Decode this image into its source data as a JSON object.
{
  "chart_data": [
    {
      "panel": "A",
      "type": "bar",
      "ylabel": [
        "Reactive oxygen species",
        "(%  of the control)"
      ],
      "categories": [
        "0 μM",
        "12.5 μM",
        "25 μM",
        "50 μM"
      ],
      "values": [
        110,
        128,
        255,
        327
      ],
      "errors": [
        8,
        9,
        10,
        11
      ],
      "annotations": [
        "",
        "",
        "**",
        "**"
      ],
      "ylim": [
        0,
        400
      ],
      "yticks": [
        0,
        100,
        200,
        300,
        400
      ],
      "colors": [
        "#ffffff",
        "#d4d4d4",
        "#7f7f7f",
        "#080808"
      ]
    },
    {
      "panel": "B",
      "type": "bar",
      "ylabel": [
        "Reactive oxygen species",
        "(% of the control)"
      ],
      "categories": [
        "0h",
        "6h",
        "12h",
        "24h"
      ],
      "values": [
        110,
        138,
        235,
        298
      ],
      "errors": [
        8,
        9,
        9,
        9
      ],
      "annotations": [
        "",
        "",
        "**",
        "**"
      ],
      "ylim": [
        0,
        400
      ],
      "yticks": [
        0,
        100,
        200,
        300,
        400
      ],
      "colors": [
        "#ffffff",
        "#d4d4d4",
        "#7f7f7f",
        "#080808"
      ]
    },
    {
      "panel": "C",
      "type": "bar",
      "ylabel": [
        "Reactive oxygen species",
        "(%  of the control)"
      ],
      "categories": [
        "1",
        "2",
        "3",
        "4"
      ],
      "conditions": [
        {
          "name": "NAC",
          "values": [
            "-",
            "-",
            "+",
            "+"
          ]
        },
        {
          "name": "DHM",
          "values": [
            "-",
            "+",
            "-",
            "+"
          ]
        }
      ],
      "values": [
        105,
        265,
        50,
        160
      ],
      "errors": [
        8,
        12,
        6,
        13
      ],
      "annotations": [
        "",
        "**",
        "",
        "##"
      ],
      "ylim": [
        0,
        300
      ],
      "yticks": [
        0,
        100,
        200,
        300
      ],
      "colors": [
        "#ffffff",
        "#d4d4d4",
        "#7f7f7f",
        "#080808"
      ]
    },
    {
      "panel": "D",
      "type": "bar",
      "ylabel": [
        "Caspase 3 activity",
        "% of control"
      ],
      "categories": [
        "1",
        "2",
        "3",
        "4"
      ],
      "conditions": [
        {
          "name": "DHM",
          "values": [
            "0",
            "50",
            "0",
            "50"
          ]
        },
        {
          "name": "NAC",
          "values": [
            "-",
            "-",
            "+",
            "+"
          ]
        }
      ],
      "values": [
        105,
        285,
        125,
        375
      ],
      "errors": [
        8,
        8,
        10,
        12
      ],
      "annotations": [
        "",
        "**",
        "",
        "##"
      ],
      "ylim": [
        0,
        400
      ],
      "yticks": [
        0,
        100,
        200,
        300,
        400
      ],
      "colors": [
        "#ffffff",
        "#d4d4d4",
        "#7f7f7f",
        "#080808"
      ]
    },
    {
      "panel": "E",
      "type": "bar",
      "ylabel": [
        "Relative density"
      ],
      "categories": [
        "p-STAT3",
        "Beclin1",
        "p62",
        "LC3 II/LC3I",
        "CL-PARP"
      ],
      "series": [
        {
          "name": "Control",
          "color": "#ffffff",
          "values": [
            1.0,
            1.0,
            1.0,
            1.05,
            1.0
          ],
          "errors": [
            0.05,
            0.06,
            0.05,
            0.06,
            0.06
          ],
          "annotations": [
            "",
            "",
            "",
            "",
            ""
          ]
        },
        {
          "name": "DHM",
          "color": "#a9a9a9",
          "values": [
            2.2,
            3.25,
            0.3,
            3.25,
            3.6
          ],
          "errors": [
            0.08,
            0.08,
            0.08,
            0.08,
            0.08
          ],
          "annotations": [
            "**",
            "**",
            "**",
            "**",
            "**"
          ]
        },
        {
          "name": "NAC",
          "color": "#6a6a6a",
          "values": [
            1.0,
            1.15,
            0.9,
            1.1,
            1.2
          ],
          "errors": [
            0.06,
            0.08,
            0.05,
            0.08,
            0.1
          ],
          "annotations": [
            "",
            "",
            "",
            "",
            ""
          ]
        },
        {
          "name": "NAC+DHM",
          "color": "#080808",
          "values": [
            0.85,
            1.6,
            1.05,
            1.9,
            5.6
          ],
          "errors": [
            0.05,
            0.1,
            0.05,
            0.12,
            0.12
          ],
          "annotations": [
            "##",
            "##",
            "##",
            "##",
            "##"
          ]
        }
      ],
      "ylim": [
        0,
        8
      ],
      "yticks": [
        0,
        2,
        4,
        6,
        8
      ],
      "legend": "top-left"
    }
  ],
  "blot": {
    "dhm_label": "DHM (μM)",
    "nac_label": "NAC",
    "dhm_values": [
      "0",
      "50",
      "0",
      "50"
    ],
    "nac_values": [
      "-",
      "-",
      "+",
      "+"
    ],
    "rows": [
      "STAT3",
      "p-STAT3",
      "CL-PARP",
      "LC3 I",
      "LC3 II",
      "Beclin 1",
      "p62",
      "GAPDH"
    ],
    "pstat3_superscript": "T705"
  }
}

----------

**What is asked**
Write out the data exactly as it stands.

**Answer below**
Decode this image into its source data as a JSON object.
{
  "chart_data": [
    {
      "panel": "A",
      "type": "bar",
      "ylabel": [
        "Reactive oxygen species",
        "(%  of the control)"
      ],
      "categories": [
        "0 μM",
        "12.5 μM",
        "25 μM",
        "50 μM"
      ],
      "values": [
        110,
        128,
        255,
        327
      ],
      "errors": [
        8,
        9,
        10,
        11
      ],
      "annotations": [
        "",
        "",
        "**",
        "**"
      ],
      "ylim": [
        0,
        400
      ],
      "yticks": [
        0,
        100,
        200,
        300,
        400
      ],
      "colors": [
        "#ffffff",
        "#d4d4d4",
        "#7f7f7f",
        "#080808"
      ]
    },
    {
      "panel": "B",
      "type": "bar",
      "ylabel": [
        "Reactive oxygen species",
        "(% of the control)"
      ],
      "categories": [
        "0h",
        "6h",
        "12h",
        "24h"
      ],
      "values": [
        110,
        138,
        235,
        298
      ],
      "errors": [
        8,
        9,
        9,
        9
      ],
      "annotations": [
        "",
        "",
        "**",
        "**"
      ],
      "ylim": [
        0,
        400
      ],
      "yticks": [
        0,
        100,
        200,
        300,
        400
      ],
      "colors": [
        "#ffffff",
        "#d4d4d4",
        "#7f7f7f",
        "#080808"
      ]
    },
    {
      "panel": "C",
      "type": "bar",
      "ylabel": [
        "Reactive oxygen species",
        "(%  of the control)"
      ],
      "categories": [
        "1",
        "2",
        "3",
        "4"
      ],
      "conditions": [
        {
          "name": "NAC",
          "values": [
            "-",
            "-",
            "+",
            "+"
          ]
        },
        {
          "name": "DHM",
          "values": [
            "-",
            "+",
            "-",
            "+"
          ]
        }
      ],
      "values": [
        105,
        265,
        50,
        160
      ],
      "errors": [
        8,
        12,
        6,
        13
      ],
      "annotations": [
        "",
        "**",
        "",
        "##"
      ],
      "ylim": [
        0,
        300
      ],
      "yticks": [
        0,
        100,
        200,
        300
      ],
      "colors": [
        "#ffffff",
        "#d4d4d4",
        "#7f7f7f",
        "#080808"
      ]
    },
    {
      "panel": "D",
      "type": "bar",
      "ylabel": [
        "Caspase 3 activity",
        "% of control"
      ],
      "categories": [
        "1",
        "2",
        "3",
        "4"
      ],
      "conditions": [
        {
          "name": "DHM",
          "values": [
            "0",
            "50",
            "0",
            "50"
          ]
        },
        {
          "name": "NAC",
          "values": [
            "-",
            "-",
            "+",
            "+"
          ]
        }
      ],
      "values": [
        105,
        285,
        125,
        375
      ],
      "errors": [
        8,
        8,
        10,
        12
      ],
      "annotations": [
        "",
        "**",
        "",
        "##"
      ],
      "ylim": [
        0,
        400
      ],
      "yticks": [
        0,
        100,
        200,
        300,
        400
      ],
      "colors": [
        "#ffffff",
        "#d4d4d4",
        "#7f7f7f",
        "#080808"
      ]
    },
    {
      "panel": "E",
      "type": "bar",
      "ylabel": [
        "Relative density"
      ],
      "categories": [
        "p-STAT3",
        "Beclin1",
        "p62",
        "LC3 II/LC3I",
        "CL-PARP"
      ],
      "series": [
        {
          "name": "Control",
          "color": "#ffffff",
          "values": [
            1.0,
            1.0,
            1.0,
            1.05,
            1.0
          ],
          "errors": [
            0.05,
            0.06,
            0.05,
            0.06,
            0.06
          ],
          "annotations": [
            "",
            "",
            "",
            "",
            ""
          ]
        },
        {
          "name": "DHM",
          "color": "#a9a9a9",
          "values": [
            2.2,
            3.25,
            0.3,
            3.25,
            3.6
          ],
          "errors": [
            0.08,
            0.08,
            0.08,
            0.08,
            0.08
          ],
          "annotations": [
            "**",
            "**",
            "**",
            "**",
            "**"
          ]
        },
        {
          "name": "NAC",
          "color": "#6a6a6a",
          "values": [
            1.0,
            1.15,
            0.9,
            1.1,
            1.2
          ],
          "errors": [
            0.06,
            0.08,
            0.05,
            0.08,
            0.1
          ],
          "annotations": [
            "",
            "",
            "",
            "",
            ""
          ]
        },
        {
          "name": "NAC+DHM",
          "color": "#080808",
          "values": [
            0.85,
            1.6,
            1.05,
            1.9,
            5.6
          ],
          "errors": [
            0.05,
            0.1,
            0.05,
            0.12,
            0.12
          ],
          "annotations": [
            "##",
            "##",
            "##",
            "##",
            "##"
          ]
        }
      ],
      "ylim": [
        0,
        8
      ],
      "yticks": [
        0,
        2,
        4,
        6,
        8
      ],
      "legend": "top-left"
    }
  ],
  "blot": {
    "dhm_label": "DHM (μM)",
    "nac_label": "NAC",
    "dhm_values": [
      "0",
      "50",
      "0",
      "50"
    ],
    "nac_values": [
      "-",
      "-",
      "+",
      "+"
    ],
    "rows": [
      "STAT3",
      "p-STAT3",
      "CL-PARP",
      "LC3 I",
      "LC3 II",
      "Beclin 1",
      "p62",
      "GAPDH"
    ],
    "pstat3_superscript": "T705"
  }
}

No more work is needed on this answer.